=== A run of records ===
— Begin —
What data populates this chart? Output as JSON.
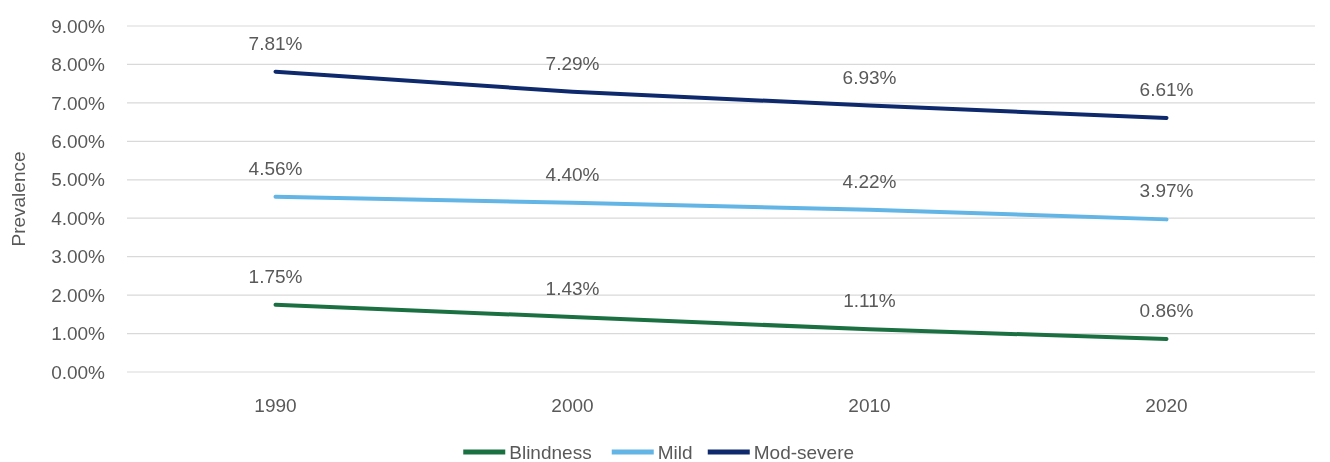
{
  "chart_data": {
    "type": "line",
    "ylabel": "Prevalence",
    "categories": [
      "1990",
      "2000",
      "2010",
      "2020"
    ],
    "series": [
      {
        "name": "Blindness",
        "color": "#1b7042",
        "values": [
          1.75,
          1.43,
          1.11,
          0.86
        ],
        "value_labels": [
          "1.75%",
          "1.43%",
          "1.11%",
          "0.86%"
        ]
      },
      {
        "name": "Mild",
        "color": "#62b5e5",
        "values": [
          4.56,
          4.4,
          4.22,
          3.97
        ],
        "value_labels": [
          "4.56%",
          "4.40%",
          "4.22%",
          "3.97%"
        ]
      },
      {
        "name": "Mod-severe",
        "color": "#0e2a6c",
        "values": [
          7.81,
          7.29,
          6.93,
          6.61
        ],
        "value_labels": [
          "7.81%",
          "7.29%",
          "6.93%",
          "6.61%"
        ]
      }
    ],
    "ylim": [
      0,
      9
    ],
    "yticks": [
      {
        "value": 0,
        "label": "0.00%"
      },
      {
        "value": 1,
        "label": "1.00%"
      },
      {
        "value": 2,
        "label": "2.00%"
      },
      {
        "value": 3,
        "label": "3.00%"
      },
      {
        "value": 4,
        "label": "4.00%"
      },
      {
        "value": 5,
        "label": "5.00%"
      },
      {
        "value": 6,
        "label": "6.00%"
      },
      {
        "value": 7,
        "label": "7.00%"
      },
      {
        "value": 8,
        "label": "8.00%"
      },
      {
        "value": 9,
        "label": "9.00%"
      }
    ],
    "grid": "y",
    "legend": "bottom",
    "marker": "none",
    "line_style": "solid"
  }
}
— End —
=== WHAT YOU ARE ASKED TO DO ===
All the lines above are to be given again exactly as they read, with the pictures removed.

=== OUTPUT BELOW ===
What data populates this chart? Output as JSON.
{
  "chart_data": {
    "type": "line",
    "ylabel": "Prevalence",
    "categories": [
      "1990",
      "2000",
      "2010",
      "2020"
    ],
    "series": [
      {
        "name": "Blindness",
        "color": "#1b7042",
        "values": [
          1.75,
          1.43,
          1.11,
          0.86
        ],
        "value_labels": [
          "1.75%",
          "1.43%",
          "1.11%",
          "0.86%"
        ]
      },
      {
        "name": "Mild",
        "color": "#62b5e5",
        "values": [
          4.56,
          4.4,
          4.22,
          3.97
        ],
        "value_labels": [
          "4.56%",
          "4.40%",
          "4.22%",
          "3.97%"
        ]
      },
      {
        "name": "Mod-severe",
        "color": "#0e2a6c",
        "values": [
          7.81,
          7.29,
          6.93,
          6.61
        ],
        "value_labels": [
          "7.81%",
          "7.29%",
          "6.93%",
          "6.61%"
        ]
      }
    ],
    "ylim": [
      0,
      9
    ],
    "yticks": [
      {
        "value": 0,
        "label": "0.00%"
      },
      {
        "value": 1,
        "label": "1.00%"
      },
      {
        "value": 2,
        "label": "2.00%"
      },
      {
        "value": 3,
        "label": "3.00%"
      },
      {
        "value": 4,
        "label": "4.00%"
      },
      {
        "value": 5,
        "label": "5.00%"
      },
      {
        "value": 6,
        "label": "6.00%"
      },
      {
        "value": 7,
        "label": "7.00%"
      },
      {
        "value": 8,
        "label": "8.00%"
      },
      {
        "value": 9,
        "label": "9.00%"
      }
    ],
    "grid": "y",
    "legend": "bottom",
    "marker": "none",
    "line_style": "solid"
  }
}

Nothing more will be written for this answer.